◆ **Written problem 1**: Copy, line for line and without changes, everything in the entries from their very first line down to the line that contains "201, 1232, 221]", with both ends included.
◆ **Written problem 2**: Pick up the article on emotion recognition with Keras after its last sentence and keep writing it.

◆ **Selected text**:
-=-=-

Emotion Recognition using Keras

Hrithik Katoch
9 min readJul 20, 2020

by Bhuvnesh Rana, Hrithik Katoch and Jagrit Singh

The interaction between human beings and computers will be more natural if computers are able to perceive and respond to human non-verbal communication such as emotions. In recent years deep learning has progressed much in the field of image classification. The project titled “Emotion Recognition using Keras” has been developed to use Convolutional Neural Networks (CNNs) to detect the emotion state of the human. A data set of different facial expression is used which contains different emotes for machine learning. These different emotes used for training are “angry, disgust, fear, happy, neutral, sad and surprise”. The labelled facial images from facial expression dataset are sent to CNN and CNN is trained by these images. Then, proposed CNN model makes a determination which facial expression is performed. Recognition can be performed on a locally stored video file or real-time through a live webcam feed using OpenCV. The web application interface is built using Flask.

-=-=-

◆ **Provided data**:
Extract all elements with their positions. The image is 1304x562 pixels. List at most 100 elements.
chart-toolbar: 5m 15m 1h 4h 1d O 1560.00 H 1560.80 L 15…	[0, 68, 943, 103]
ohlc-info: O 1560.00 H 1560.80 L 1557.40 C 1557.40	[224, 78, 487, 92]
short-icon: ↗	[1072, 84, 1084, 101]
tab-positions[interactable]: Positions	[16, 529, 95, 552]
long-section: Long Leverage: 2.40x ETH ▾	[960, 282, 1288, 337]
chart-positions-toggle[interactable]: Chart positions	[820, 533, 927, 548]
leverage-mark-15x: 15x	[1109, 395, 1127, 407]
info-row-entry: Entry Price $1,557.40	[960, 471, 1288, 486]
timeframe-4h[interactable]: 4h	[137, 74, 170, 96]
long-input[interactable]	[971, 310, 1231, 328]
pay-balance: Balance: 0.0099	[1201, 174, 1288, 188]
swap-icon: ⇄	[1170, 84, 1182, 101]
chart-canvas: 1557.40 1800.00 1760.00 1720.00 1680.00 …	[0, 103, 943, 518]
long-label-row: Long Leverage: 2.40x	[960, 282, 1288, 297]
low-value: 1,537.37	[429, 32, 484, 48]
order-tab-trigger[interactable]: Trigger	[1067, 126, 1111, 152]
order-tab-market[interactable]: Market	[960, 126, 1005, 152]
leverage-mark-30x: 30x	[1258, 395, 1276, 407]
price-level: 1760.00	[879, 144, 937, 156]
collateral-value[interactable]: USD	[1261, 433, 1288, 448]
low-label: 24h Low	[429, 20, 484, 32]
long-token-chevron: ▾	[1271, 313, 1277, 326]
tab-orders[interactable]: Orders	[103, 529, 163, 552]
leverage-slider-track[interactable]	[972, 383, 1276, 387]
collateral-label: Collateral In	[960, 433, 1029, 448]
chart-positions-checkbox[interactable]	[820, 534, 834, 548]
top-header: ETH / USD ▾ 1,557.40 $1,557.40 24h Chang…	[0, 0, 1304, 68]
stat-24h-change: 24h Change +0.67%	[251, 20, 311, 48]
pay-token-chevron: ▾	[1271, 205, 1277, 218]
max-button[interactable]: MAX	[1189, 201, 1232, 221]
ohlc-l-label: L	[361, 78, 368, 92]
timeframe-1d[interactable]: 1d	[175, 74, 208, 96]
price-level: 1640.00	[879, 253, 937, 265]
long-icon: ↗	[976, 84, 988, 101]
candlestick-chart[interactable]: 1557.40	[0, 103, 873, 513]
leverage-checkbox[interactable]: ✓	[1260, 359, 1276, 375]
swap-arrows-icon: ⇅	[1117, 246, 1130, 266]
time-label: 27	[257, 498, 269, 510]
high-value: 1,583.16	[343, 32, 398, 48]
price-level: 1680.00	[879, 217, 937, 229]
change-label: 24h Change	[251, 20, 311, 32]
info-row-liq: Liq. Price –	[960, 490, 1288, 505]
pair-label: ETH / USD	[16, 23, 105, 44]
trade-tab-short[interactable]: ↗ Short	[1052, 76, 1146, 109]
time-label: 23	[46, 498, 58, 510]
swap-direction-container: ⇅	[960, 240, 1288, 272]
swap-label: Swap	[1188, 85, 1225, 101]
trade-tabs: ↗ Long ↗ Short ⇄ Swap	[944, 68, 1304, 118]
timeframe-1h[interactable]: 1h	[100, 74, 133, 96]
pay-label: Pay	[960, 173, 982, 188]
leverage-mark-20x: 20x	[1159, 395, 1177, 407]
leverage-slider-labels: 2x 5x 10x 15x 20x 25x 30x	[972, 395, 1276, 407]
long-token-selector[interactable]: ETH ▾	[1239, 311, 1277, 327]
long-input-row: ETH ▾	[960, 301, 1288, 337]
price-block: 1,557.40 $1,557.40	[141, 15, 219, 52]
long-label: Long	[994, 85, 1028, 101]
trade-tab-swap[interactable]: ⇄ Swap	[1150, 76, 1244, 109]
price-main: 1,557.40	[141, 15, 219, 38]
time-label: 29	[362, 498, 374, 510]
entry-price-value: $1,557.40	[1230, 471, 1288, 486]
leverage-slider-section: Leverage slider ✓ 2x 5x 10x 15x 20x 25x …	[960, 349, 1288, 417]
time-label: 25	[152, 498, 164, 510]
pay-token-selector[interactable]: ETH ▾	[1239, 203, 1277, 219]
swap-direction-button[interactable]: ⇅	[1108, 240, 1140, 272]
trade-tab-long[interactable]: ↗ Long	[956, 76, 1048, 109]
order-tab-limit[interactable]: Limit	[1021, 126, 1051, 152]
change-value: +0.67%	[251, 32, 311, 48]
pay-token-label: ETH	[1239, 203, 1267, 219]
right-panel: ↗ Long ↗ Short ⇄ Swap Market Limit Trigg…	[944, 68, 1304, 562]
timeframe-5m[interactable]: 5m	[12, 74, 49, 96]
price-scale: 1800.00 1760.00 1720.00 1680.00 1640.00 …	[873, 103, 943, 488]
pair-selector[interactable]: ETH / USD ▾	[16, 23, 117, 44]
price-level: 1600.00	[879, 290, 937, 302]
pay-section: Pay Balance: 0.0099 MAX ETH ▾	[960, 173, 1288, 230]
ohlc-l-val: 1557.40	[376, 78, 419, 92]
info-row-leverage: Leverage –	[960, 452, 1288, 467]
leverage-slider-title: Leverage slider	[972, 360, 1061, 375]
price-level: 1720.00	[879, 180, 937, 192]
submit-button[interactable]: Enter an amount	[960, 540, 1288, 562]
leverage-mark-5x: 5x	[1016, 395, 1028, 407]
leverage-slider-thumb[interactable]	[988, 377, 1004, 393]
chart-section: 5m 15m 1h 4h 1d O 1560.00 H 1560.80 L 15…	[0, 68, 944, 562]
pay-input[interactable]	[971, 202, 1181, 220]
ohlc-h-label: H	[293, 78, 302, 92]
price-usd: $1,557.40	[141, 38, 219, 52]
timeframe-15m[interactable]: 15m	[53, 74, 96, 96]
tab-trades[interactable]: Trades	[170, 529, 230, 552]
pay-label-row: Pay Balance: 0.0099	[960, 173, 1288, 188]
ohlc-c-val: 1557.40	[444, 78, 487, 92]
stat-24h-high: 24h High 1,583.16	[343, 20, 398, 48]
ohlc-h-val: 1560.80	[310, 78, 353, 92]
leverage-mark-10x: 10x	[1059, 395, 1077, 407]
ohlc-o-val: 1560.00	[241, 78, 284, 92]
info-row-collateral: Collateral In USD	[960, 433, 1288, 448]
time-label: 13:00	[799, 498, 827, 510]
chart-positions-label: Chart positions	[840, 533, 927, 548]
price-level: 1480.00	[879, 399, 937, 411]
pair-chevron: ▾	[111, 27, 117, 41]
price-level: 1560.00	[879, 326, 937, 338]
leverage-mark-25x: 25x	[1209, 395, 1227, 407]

-=-=-

◆ **Written response 1**:
Extract all elements with their positions. The image is 1304x562 pixels. List at most 100 elements.
chart-toolbar: 5m 15m 1h 4h 1d O 1560.00 H 1560.80 L 15…	[0, 68, 943, 103]
ohlc-info: O 1560.00 H 1560.80 L 1557.40 C 1557.40	[224, 78, 487, 92]
short-icon: ↗	[1072, 84, 1084, 101]
tab-positions[interactable]: Positions	[16, 529, 95, 552]
long-section: Long Leverage: 2.40x ETH ▾	[960, 282, 1288, 337]
chart-positions-toggle[interactable]: Chart positions	[820, 533, 927, 548]
leverage-mark-15x: 15x	[1109, 395, 1127, 407]
info-row-entry: Entry Price $1,557.40	[960, 471, 1288, 486]
timeframe-4h[interactable]: 4h	[137, 74, 170, 96]
long-input[interactable]	[971, 310, 1231, 328]
pay-balance: Balance: 0.0099	[1201, 174, 1288, 188]
swap-icon: ⇄	[1170, 84, 1182, 101]
chart-canvas: 1557.40 1800.00 1760.00 1720.00 1680.00 …	[0, 103, 943, 518]
long-label-row: Long Leverage: 2.40x	[960, 282, 1288, 297]
low-value: 1,537.37	[429, 32, 484, 48]
order-tab-trigger[interactable]: Trigger	[1067, 126, 1111, 152]
order-tab-market[interactable]: Market	[960, 126, 1005, 152]
leverage-mark-30x: 30x	[1258, 395, 1276, 407]
price-level: 1760.00	[879, 144, 937, 156]
collateral-value[interactable]: USD	[1261, 433, 1288, 448]
low-label: 24h Low	[429, 20, 484, 32]
long-token-chevron: ▾	[1271, 313, 1277, 326]
tab-orders[interactable]: Orders	[103, 529, 163, 552]
leverage-slider-track[interactable]	[972, 383, 1276, 387]
collateral-label: Collateral In	[960, 433, 1029, 448]
chart-positions-checkbox[interactable]	[820, 534, 834, 548]
top-header: ETH / USD ▾ 1,557.40 $1,557.40 24h Chang…	[0, 0, 1304, 68]
stat-24h-change: 24h Change +0.67%	[251, 20, 311, 48]
pay-token-chevron: ▾	[1271, 205, 1277, 218]
max-button[interactable]: MAX	[1189, 201, 1232, 221]

◆ **Written response 2**:
Dataset

The dataset consists of 48x48 pixel grayscale images of faces. The faces have been automatically registered so that the face is more or less centered and occupies about the same amount of space in each image. Each face is based on the emotion shown in the facial expression in one of seven categories (Angry, Disgust, Fear, Happy, Sad, Surprise, Neutral).

The training set consists of 28,708 images and the test set consists of 7,178 images. Compressed version of the dataset takes 92 MB space whereas uncompressed version takes 140 MB space.

This dataset was prepared by Pierre-Luc Carrier and Aaron Courville for the Facial Expression Recognition Challenge 2013 (kaggle).

Methodology

The CNN model is designed and trained using Keras. We use OpenCV for face detection by using its face detection classifier to draw bounding boxes around the automatically detected faces. After developing the facial model, the network is trained and saved. Then the trained model is deployed through a web interface built using Flask. Once the Emotion Recognition model is trained, we run the main python script which loads the trained model and saved weights by which finally the model is applied to a locally saved video file or to a real-time video stream through a webcam.

Importing the libraries

The following libraries are imported: -

import numpy as np
import matplotlib.pyplot as plt
import utils
import os
from livelossplot import PlotLossesKerasTF
import tensorflow as tf

Further some modules from the Tensorflow library are also imported.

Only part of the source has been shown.